### [Records shown]
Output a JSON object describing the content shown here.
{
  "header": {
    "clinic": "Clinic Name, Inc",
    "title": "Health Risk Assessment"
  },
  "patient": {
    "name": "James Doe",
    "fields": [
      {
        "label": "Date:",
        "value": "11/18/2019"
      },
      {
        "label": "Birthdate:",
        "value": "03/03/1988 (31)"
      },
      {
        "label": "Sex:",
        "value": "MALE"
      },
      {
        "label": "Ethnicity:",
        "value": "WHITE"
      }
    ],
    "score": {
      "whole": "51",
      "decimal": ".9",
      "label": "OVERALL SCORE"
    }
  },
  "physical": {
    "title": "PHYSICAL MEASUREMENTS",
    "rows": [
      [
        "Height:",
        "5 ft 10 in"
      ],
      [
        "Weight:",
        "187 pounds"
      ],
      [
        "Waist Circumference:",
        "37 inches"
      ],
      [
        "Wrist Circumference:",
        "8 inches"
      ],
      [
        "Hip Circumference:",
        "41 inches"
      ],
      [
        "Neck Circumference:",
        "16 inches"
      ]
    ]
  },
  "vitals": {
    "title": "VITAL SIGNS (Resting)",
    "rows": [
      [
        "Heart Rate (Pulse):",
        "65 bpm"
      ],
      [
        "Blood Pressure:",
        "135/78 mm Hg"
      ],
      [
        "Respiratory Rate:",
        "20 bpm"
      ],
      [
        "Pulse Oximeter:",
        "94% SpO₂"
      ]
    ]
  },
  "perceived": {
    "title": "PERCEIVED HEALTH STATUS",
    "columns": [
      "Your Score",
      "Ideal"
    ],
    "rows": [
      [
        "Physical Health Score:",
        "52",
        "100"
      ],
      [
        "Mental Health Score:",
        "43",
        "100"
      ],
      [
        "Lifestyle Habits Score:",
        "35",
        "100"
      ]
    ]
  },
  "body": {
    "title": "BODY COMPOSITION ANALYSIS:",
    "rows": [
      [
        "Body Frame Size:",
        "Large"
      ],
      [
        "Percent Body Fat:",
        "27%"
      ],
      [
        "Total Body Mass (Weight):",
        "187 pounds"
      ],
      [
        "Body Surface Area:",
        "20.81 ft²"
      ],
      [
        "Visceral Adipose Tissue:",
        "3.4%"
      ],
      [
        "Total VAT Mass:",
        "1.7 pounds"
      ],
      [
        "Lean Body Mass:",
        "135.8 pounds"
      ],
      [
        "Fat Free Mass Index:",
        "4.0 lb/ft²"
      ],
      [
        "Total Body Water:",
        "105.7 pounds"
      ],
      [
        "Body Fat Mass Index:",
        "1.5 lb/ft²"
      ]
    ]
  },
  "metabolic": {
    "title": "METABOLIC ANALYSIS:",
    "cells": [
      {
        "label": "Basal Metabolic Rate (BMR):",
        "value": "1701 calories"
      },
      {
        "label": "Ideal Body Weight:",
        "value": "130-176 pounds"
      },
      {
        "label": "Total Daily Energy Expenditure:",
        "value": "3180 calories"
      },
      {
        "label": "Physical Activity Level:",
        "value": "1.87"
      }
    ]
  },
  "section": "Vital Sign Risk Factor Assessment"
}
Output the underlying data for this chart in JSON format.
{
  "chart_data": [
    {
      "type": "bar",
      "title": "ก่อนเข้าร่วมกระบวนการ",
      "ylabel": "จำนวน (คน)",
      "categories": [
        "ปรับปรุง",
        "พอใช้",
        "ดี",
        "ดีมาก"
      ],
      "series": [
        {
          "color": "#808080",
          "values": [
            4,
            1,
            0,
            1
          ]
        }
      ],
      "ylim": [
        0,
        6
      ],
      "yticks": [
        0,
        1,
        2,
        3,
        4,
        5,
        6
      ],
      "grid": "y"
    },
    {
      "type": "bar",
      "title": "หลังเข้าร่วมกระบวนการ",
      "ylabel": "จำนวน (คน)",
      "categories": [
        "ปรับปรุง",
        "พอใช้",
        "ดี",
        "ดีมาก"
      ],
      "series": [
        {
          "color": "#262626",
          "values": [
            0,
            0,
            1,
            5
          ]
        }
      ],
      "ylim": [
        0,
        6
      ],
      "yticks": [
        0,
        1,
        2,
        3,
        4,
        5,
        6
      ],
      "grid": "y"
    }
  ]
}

### [Exercise details]
Give all the records again. Match them exactly.

### [Output for this exercise]
Output a JSON object describing the content shown here.
{
  "header": {
    "clinic": "Clinic Name, Inc",
    "title": "Health Risk Assessment"
  },
  "patient": {
    "name": "James Doe",
    "fields": [
      {
        "label": "Date:",
        "value": "11/18/2019"
      },
      {
        "label": "Birthdate:",
        "value": "03/03/1988 (31)"
      },
      {
        "label": "Sex:",
        "value": "MALE"
      },
      {
        "label": "Ethnicity:",
        "value": "WHITE"
      }
    ],
    "score": {
      "whole": "51",
      "decimal": ".9",
      "label": "OVERALL SCORE"
    }
  },
  "physical": {
    "title": "PHYSICAL MEASUREMENTS",
    "rows": [
      [
        "Height:",
        "5 ft 10 in"
      ],
      [
        "Weight:",
        "187 pounds"
      ],
      [
        "Waist Circumference:",
        "37 inches"
      ],
      [
        "Wrist Circumference:",
        "8 inches"
      ],
      [
        "Hip Circumference:",
        "41 inches"
      ],
      [
        "Neck Circumference:",
        "16 inches"
      ]
    ]
  },
  "vitals": {
    "title": "VITAL SIGNS (Resting)",
    "rows": [
      [
        "Heart Rate (Pulse):",
        "65 bpm"
      ],
      [
        "Blood Pressure:",
        "135/78 mm Hg"
      ],
      [
        "Respiratory Rate:",
        "20 bpm"
      ],
      [
        "Pulse Oximeter:",
        "94% SpO₂"
      ]
    ]
  },
  "perceived": {
    "title": "PERCEIVED HEALTH STATUS",
    "columns": [
      "Your Score",
      "Ideal"
    ],
    "rows": [
      [
        "Physical Health Score:",
        "52",
        "100"
      ],
      [
        "Mental Health Score:",
        "43",
        "100"
      ],
      [
        "Lifestyle Habits Score:",
        "35",
        "100"
      ]
    ]
  },
  "body": {
    "title": "BODY COMPOSITION ANALYSIS:",
    "rows": [
      [
        "Body Frame Size:",
        "Large"
      ],
      [
        "Percent Body Fat:",
        "27%"
      ],
      [
        "Total Body Mass (Weight):",
        "187 pounds"
      ],
      [
        "Body Surface Area:",
        "20.81 ft²"
      ],
      [
        "Visceral Adipose Tissue:",
        "3.4%"
      ],
      [
        "Total VAT Mass:",
        "1.7 pounds"
      ],
      [
        "Lean Body Mass:",
        "135.8 pounds"
      ],
      [
        "Fat Free Mass Index:",
        "4.0 lb/ft²"
      ],
      [
        "Total Body Water:",
        "105.7 pounds"
      ],
      [
        "Body Fat Mass Index:",
        "1.5 lb/ft²"
      ]
    ]
  },
  "metabolic": {
    "title": "METABOLIC ANALYSIS:",
    "cells": [
      {
        "label": "Basal Metabolic Rate (BMR):",
        "value": "1701 calories"
      },
      {
        "label": "Ideal Body Weight:",
        "value": "130-176 pounds"
      },
      {
        "label": "Total Daily Energy Expenditure:",
        "value": "3180 calories"
      },
      {
        "label": "Physical Activity Level:",
        "value": "1.87"
      }
    ]
  },
  "section": "Vital Sign Risk Factor Assessment"
}
Output the underlying data for this chart in JSON format.
{
  "chart_data": [
    {
      "type": "bar",
      "title": "ก่อนเข้าร่วมกระบวนการ",
      "ylabel": "จำนวน (คน)",
      "categories": [
        "ปรับปรุง",
        "พอใช้",
        "ดี",
        "ดีมาก"
      ],
      "series": [
        {
          "color": "#808080",
          "values": [
            4,
            1,
            0,
            1
          ]
        }
      ],
      "ylim": [
        0,
        6
      ],
      "yticks": [
        0,
        1,
        2,
        3,
        4,
        5,
        6
      ],
      "grid": "y"
    },
    {
      "type": "bar",
      "title": "หลังเข้าร่วมกระบวนการ",
      "ylabel": "จำนวน (คน)",
      "categories": [
        "ปรับปรุง",
        "พอใช้",
        "ดี",
        "ดีมาก"
      ],
      "series": [
        {
          "color": "#262626",
          "values": [
            0,
            0,
            1,
            5
          ]
        }
      ],
      "ylim": [
        0,
        6
      ],
      "yticks": [
        0,
        1,
        2,
        3,
        4,
        5,
        6
      ],
      "grid": "y"
    }
  ]
}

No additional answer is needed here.